Short exercise ▸ Can you print every record below exactly as written?

Given records ▸
^^^^^^^^

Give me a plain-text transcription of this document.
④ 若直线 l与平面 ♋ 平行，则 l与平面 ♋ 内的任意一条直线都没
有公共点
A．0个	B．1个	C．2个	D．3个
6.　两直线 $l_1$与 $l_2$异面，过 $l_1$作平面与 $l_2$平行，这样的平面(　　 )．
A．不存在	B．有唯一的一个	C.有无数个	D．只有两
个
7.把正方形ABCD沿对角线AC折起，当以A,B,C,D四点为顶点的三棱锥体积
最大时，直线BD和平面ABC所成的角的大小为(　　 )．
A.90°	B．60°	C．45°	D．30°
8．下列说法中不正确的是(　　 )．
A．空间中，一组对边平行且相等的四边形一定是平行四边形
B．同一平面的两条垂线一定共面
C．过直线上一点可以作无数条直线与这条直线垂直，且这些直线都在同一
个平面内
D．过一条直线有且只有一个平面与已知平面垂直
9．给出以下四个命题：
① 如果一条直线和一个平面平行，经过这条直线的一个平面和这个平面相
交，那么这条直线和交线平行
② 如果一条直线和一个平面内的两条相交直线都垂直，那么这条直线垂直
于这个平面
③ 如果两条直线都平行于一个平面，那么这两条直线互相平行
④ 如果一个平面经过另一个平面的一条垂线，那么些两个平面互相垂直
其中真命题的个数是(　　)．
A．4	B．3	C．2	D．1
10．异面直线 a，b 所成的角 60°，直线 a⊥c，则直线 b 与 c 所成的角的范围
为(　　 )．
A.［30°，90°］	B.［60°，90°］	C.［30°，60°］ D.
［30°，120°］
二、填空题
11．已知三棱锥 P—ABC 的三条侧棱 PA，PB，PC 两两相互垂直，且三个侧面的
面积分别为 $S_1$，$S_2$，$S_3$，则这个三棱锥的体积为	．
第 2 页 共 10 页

^^^^^^^^

Complete response ▸
Give me a plain-text transcription of this document.
④ 若直线 l与平面 ♋ 平行，则 l与平面 ♋ 内的任意一条直线都没
有公共点
A．0个	B．1个	C．2个	D．3个
6.　两直线 $l_1$与 $l_2$异面，过 $l_1$作平面与 $l_2$平行，这样的平面(　　 )．
A．不存在	B．有唯一的一个	C.有无数个	D．只有两
个
7.把正方形ABCD沿对角线AC折起，当以A,B,C,D四点为顶点的三棱锥体积
最大时，直线BD和平面ABC所成的角的大小为(　　 )．
A.90°	B．60°	C．45°	D．30°
8．下列说法中不正确的是(　　 )．
A．空间中，一组对边平行且相等的四边形一定是平行四边形
B．同一平面的两条垂线一定共面
C．过直线上一点可以作无数条直线与这条直线垂直，且这些直线都在同一
个平面内
D．过一条直线有且只有一个平面与已知平面垂直
9．给出以下四个命题：
① 如果一条直线和一个平面平行，经过这条直线的一个平面和这个平面相
交，那么这条直线和交线平行
② 如果一条直线和一个平面内的两条相交直线都垂直，那么这条直线垂直
于这个平面
③ 如果两条直线都平行于一个平面，那么这两条直线互相平行
④ 如果一个平面经过另一个平面的一条垂线，那么些两个平面互相垂直
其中真命题的个数是(　　)．
A．4	B．3	C．2	D．1
10．异面直线 a，b 所成的角 60°，直线 a⊥c，则直线 b 与 c 所成的角的范围
为(　　 )．
A.［30°，90°］	B.［60°，90°］	C.［30°，60°］ D.
［30°，120°］
二、填空题
11．已知三棱锥 P—ABC 的三条侧棱 PA，PB，PC 两两相互垂直，且三个侧面的
面积分别为 $S_1$，$S_2$，$S_3$，则这个三棱锥的体积为	．
第 2 页 共 10 页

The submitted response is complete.